PROVIDED INFORMATION |

--- --- ---

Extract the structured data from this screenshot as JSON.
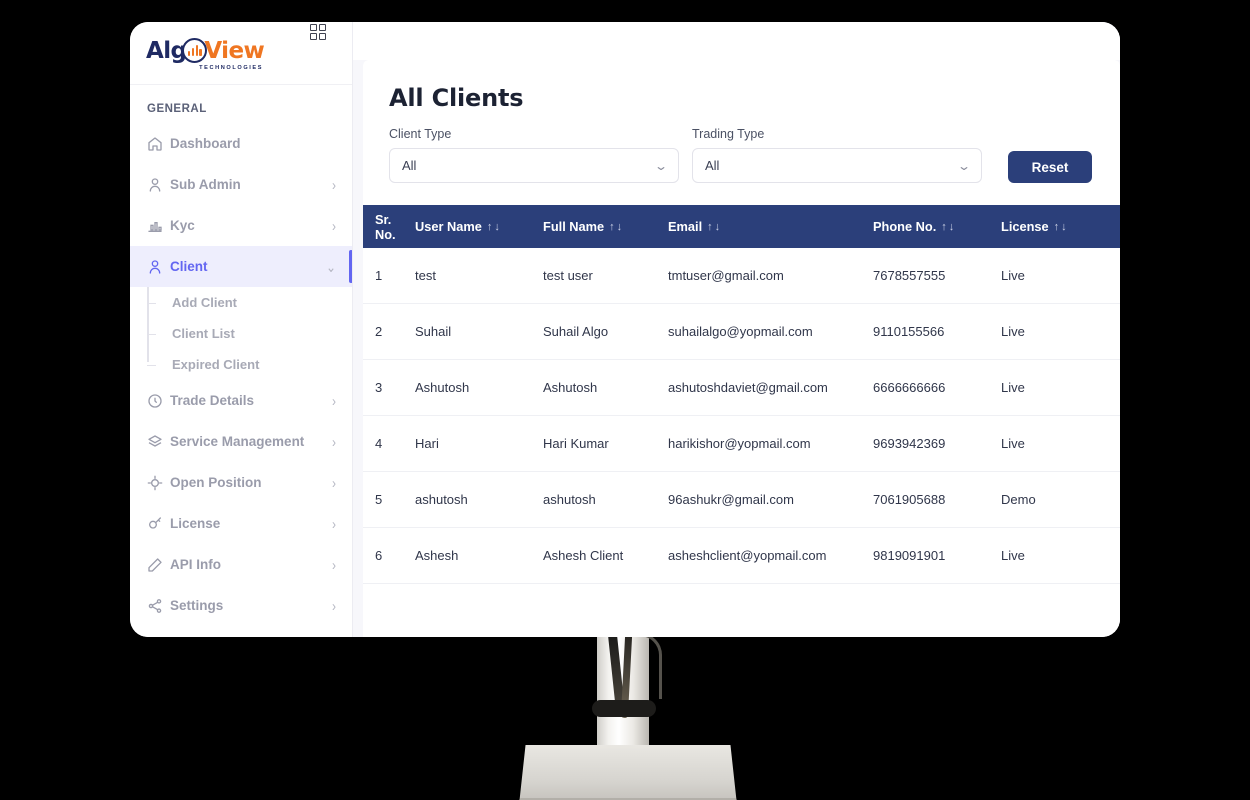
{
  "sidebar": {
    "logo": {
      "part1": "Alg",
      "part2": "View",
      "tagline": "TECHNOLOGIES"
    },
    "section_label": "GENERAL",
    "grid_icon": "grid-2x2-icon",
    "items": [
      {
        "label": "Dashboard",
        "icon": "home-icon",
        "chevron": "",
        "active": false
      },
      {
        "label": "Sub Admin",
        "icon": "user-icon",
        "chevron": "›",
        "active": false
      },
      {
        "label": "Kyc",
        "icon": "chart-icon",
        "chevron": "›",
        "active": false
      },
      {
        "label": "Client",
        "icon": "user-icon",
        "chevron": "⌄",
        "active": true
      },
      {
        "label": "Trade Details",
        "icon": "clock-icon",
        "chevron": "›",
        "active": false
      },
      {
        "label": "Service Management",
        "icon": "layers-icon",
        "chevron": "›",
        "active": false
      },
      {
        "label": "Open Position",
        "icon": "position-icon",
        "chevron": "›",
        "active": false
      },
      {
        "label": "License",
        "icon": "key-icon",
        "chevron": "›",
        "active": false
      },
      {
        "label": "API Info",
        "icon": "pen-icon",
        "chevron": "›",
        "active": false
      },
      {
        "label": "Settings",
        "icon": "settings-icon",
        "chevron": "›",
        "active": false
      }
    ],
    "sub_items": [
      {
        "label": "Add Client"
      },
      {
        "label": "Client List"
      },
      {
        "label": "Expired Client"
      }
    ]
  },
  "main": {
    "title": "All Clients",
    "filters": {
      "client_type": {
        "label": "Client Type",
        "value": "All",
        "chevron": "⌄"
      },
      "trading_type": {
        "label": "Trading Type",
        "value": "All",
        "chevron": "⌄"
      },
      "reset_label": "Reset"
    },
    "table": {
      "sort_asc": "↑",
      "sort_desc": "↓",
      "columns": [
        {
          "label": "Sr. No.",
          "sortable": false
        },
        {
          "label": "User Name",
          "sortable": true
        },
        {
          "label": "Full Name",
          "sortable": true
        },
        {
          "label": "Email",
          "sortable": true
        },
        {
          "label": "Phone No.",
          "sortable": true
        },
        {
          "label": "License",
          "sortable": true
        }
      ],
      "rows": [
        {
          "sr": "1",
          "user": "test",
          "full": "test user",
          "email": "tmtuser@gmail.com",
          "phone": "7678557555",
          "license": "Live"
        },
        {
          "sr": "2",
          "user": "Suhail",
          "full": "Suhail Algo",
          "email": "suhailalgo@yopmail.com",
          "phone": "9110155566",
          "license": "Live"
        },
        {
          "sr": "3",
          "user": "Ashutosh",
          "full": "Ashutosh",
          "email": "ashutoshdaviet@gmail.com",
          "phone": "6666666666",
          "license": "Live"
        },
        {
          "sr": "4",
          "user": "Hari",
          "full": "Hari Kumar",
          "email": "harikishor@yopmail.com",
          "phone": "9693942369",
          "license": "Live"
        },
        {
          "sr": "5",
          "user": "ashutosh",
          "full": "ashutosh",
          "email": "96ashukr@gmail.com",
          "phone": "7061905688",
          "license": "Demo"
        },
        {
          "sr": "6",
          "user": "Ashesh",
          "full": "Ashesh Client",
          "email": "asheshclient@yopmail.com",
          "phone": "9819091901",
          "license": "Live"
        }
      ]
    }
  },
  "colors": {
    "accent_purple": "#6366f1",
    "header_navy": "#2b3f7a",
    "brand_navy": "#1f2a63",
    "brand_orange": "#ef7622"
  }
}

--- --- ---

DIRECTIONS | Restate the records above in full, word for word. Keep pictures out.

WRITTEN SOLUTION |
Extract the structured data from this screenshot as JSON.
{
  "sidebar": {
    "logo": {
      "part1": "Alg",
      "part2": "View",
      "tagline": "TECHNOLOGIES"
    },
    "section_label": "GENERAL",
    "grid_icon": "grid-2x2-icon",
    "items": [
      {
        "label": "Dashboard",
        "icon": "home-icon",
        "chevron": "",
        "active": false
      },
      {
        "label": "Sub Admin",
        "icon": "user-icon",
        "chevron": "›",
        "active": false
      },
      {
        "label": "Kyc",
        "icon": "chart-icon",
        "chevron": "›",
        "active": false
      },
      {
        "label": "Client",
        "icon": "user-icon",
        "chevron": "⌄",
        "active": true
      },
      {
        "label": "Trade Details",
        "icon": "clock-icon",
        "chevron": "›",
        "active": false
      },
      {
        "label": "Service Management",
        "icon": "layers-icon",
        "chevron": "›",
        "active": false
      },
      {
        "label": "Open Position",
        "icon": "position-icon",
        "chevron": "›",
        "active": false
      },
      {
        "label": "License",
        "icon": "key-icon",
        "chevron": "›",
        "active": false
      },
      {
        "label": "API Info",
        "icon": "pen-icon",
        "chevron": "›",
        "active": false
      },
      {
        "label": "Settings",
        "icon": "settings-icon",
        "chevron": "›",
        "active": false
      }
    ],
    "sub_items": [
      {
        "label": "Add Client"
      },
      {
        "label": "Client List"
      },
      {
        "label": "Expired Client"
      }
    ]
  },
  "main": {
    "title": "All Clients",
    "filters": {
      "client_type": {
        "label": "Client Type",
        "value": "All",
        "chevron": "⌄"
      },
      "trading_type": {
        "label": "Trading Type",
        "value": "All",
        "chevron": "⌄"
      },
      "reset_label": "Reset"
    },
    "table": {
      "sort_asc": "↑",
      "sort_desc": "↓",
      "columns": [
        {
          "label": "Sr. No.",
          "sortable": false
        },
        {
          "label": "User Name",
          "sortable": true
        },
        {
          "label": "Full Name",
          "sortable": true
        },
        {
          "label": "Email",
          "sortable": true
        },
        {
          "label": "Phone No.",
          "sortable": true
        },
        {
          "label": "License",
          "sortable": true
        }
      ],
      "rows": [
        {
          "sr": "1",
          "user": "test",
          "full": "test user",
          "email": "tmtuser@gmail.com",
          "phone": "7678557555",
          "license": "Live"
        },
        {
          "sr": "2",
          "user": "Suhail",
          "full": "Suhail Algo",
          "email": "suhailalgo@yopmail.com",
          "phone": "9110155566",
          "license": "Live"
        },
        {
          "sr": "3",
          "user": "Ashutosh",
          "full": "Ashutosh",
          "email": "ashutoshdaviet@gmail.com",
          "phone": "6666666666",
          "license": "Live"
        },
        {
          "sr": "4",
          "user": "Hari",
          "full": "Hari Kumar",
          "email": "harikishor@yopmail.com",
          "phone": "9693942369",
          "license": "Live"
        },
        {
          "sr": "5",
          "user": "ashutosh",
          "full": "ashutosh",
          "email": "96ashukr@gmail.com",
          "phone": "7061905688",
          "license": "Demo"
        },
        {
          "sr": "6",
          "user": "Ashesh",
          "full": "Ashesh Client",
          "email": "asheshclient@yopmail.com",
          "phone": "9819091901",
          "license": "Live"
        }
      ]
    }
  },
  "colors": {
    "accent_purple": "#6366f1",
    "header_navy": "#2b3f7a",
    "brand_navy": "#1f2a63",
    "brand_orange": "#ef7622"
  }
}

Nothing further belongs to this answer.